TASK GOAL:
Please lay out the items below as a numbered list, leaving out blank lines, from the first line up to and including the line containing "poem-author: [唐]王昌龄 <box>158".

MATERIAL FOR THE TASK:
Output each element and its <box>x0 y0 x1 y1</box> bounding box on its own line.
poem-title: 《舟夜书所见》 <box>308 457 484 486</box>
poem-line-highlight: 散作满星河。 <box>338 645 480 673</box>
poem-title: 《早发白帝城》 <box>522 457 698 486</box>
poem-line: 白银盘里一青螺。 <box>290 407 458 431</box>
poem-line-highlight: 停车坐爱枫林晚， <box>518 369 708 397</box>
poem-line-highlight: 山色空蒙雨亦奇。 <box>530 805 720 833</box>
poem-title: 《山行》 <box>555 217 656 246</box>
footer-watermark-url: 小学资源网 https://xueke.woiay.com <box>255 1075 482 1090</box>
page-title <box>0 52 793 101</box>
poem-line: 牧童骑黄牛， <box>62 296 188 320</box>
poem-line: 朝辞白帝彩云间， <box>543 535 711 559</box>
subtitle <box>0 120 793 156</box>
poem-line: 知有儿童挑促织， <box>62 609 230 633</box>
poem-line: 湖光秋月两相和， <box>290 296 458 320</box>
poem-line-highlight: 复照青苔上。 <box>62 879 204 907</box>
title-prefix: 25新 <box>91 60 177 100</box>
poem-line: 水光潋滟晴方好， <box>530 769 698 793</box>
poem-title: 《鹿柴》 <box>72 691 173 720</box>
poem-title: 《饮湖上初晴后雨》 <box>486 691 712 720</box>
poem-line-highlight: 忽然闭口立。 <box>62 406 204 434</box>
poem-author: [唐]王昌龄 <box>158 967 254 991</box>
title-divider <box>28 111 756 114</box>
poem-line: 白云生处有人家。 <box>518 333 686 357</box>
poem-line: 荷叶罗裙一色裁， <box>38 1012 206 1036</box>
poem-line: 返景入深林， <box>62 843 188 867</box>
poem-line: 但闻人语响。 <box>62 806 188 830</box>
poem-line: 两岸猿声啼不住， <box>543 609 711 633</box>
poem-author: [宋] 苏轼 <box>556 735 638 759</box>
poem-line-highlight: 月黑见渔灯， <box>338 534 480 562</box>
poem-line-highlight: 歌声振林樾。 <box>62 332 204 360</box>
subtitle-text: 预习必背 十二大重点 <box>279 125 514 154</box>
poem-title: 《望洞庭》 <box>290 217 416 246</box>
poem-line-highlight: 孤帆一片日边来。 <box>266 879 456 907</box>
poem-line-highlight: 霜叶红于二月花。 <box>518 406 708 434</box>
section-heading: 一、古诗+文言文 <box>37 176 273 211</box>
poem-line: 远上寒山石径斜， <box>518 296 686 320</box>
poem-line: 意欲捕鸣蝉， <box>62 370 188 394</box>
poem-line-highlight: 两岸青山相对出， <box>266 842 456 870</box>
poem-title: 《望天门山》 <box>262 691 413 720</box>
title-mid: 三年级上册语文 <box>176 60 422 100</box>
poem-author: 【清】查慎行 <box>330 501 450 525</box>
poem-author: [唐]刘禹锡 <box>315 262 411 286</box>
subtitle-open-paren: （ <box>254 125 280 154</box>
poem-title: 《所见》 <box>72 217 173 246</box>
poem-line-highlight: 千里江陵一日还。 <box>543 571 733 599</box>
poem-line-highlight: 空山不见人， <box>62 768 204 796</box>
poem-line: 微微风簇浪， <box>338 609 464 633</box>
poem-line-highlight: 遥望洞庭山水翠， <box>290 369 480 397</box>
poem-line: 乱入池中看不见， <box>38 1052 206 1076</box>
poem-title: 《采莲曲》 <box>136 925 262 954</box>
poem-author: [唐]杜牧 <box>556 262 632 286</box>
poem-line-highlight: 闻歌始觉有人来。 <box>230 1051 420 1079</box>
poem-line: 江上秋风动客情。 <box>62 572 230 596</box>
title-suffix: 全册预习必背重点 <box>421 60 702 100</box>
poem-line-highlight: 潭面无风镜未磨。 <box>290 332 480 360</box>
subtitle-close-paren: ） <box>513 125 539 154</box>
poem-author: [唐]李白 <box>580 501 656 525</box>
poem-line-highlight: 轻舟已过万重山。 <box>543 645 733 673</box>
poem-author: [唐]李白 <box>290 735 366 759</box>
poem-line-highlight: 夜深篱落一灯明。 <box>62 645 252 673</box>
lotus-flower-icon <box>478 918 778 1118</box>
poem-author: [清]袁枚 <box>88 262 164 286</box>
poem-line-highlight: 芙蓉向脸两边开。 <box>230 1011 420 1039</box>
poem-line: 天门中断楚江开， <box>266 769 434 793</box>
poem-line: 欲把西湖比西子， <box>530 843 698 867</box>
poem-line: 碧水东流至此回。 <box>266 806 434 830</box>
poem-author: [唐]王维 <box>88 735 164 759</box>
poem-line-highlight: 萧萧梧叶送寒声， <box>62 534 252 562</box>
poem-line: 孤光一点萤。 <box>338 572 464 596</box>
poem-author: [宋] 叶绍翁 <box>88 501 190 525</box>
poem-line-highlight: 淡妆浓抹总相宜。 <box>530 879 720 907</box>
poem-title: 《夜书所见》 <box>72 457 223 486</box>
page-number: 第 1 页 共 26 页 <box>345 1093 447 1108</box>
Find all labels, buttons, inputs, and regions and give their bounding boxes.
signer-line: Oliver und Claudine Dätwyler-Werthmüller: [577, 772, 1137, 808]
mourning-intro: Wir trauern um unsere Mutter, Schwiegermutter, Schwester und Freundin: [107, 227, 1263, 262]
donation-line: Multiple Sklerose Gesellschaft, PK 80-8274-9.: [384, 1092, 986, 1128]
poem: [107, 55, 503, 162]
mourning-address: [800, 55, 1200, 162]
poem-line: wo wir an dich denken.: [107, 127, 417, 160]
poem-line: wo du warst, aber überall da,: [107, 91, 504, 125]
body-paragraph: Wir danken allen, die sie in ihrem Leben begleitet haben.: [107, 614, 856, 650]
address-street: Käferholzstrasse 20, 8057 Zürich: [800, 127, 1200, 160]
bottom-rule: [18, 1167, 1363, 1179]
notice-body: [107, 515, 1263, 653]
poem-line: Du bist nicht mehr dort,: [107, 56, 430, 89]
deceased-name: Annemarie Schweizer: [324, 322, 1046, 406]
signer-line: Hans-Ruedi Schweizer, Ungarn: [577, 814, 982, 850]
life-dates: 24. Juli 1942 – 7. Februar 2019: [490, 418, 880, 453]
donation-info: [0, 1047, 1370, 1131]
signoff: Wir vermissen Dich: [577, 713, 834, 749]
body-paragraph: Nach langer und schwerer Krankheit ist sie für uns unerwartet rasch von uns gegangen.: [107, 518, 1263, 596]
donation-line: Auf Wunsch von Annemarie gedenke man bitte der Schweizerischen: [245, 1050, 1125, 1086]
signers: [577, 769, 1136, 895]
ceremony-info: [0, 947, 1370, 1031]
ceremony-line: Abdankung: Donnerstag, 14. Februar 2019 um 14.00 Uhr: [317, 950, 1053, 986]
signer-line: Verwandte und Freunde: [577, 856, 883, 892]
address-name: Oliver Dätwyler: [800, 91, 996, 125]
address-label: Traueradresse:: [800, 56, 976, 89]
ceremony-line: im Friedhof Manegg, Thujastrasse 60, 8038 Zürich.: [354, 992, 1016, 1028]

FULL RESPONSE:
1. Output each element and its <box>x0 y0 x1 y1</box> bounding box on its own line.
2. poem-title: 《舟夜书所见》 <box>308 457 484 486</box>
3. poem-line-highlight: 散作满星河。 <box>338 645 480 673</box>
4. poem-title: 《早发白帝城》 <box>522 457 698 486</box>
5. poem-line: 白银盘里一青螺。 <box>290 407 458 431</box>
6. poem-line-highlight: 停车坐爱枫林晚， <box>518 369 708 397</box>
7. poem-line-highlight: 山色空蒙雨亦奇。 <box>530 805 720 833</box>
8. poem-title: 《山行》 <box>555 217 656 246</box>
9. footer-watermark-url: 小学资源网 https://xueke.woiay.com <box>255 1075 482 1090</box>
10. page-title <box>0 52 793 101</box>
11. poem-line: 牧童骑黄牛， <box>62 296 188 320</box>
12. poem-line: 朝辞白帝彩云间， <box>543 535 711 559</box>
13. subtitle <box>0 120 793 156</box>
14. poem-line: 知有儿童挑促织， <box>62 609 230 633</box>
15. poem-line: 湖光秋月两相和， <box>290 296 458 320</box>
16. poem-line-highlight: 复照青苔上。 <box>62 879 204 907</box>
17. title-prefix: 25新 <box>91 60 177 100</box>
18. poem-line: 水光潋滟晴方好， <box>530 769 698 793</box>
19. poem-title: 《鹿柴》 <box>72 691 173 720</box>
20. poem-title: 《饮湖上初晴后雨》 <box>486 691 712 720</box>
21. poem-line-highlight: 忽然闭口立。 <box>62 406 204 434</box>
22. poem-author: [唐]王昌龄 <box>158 967 254 991</box>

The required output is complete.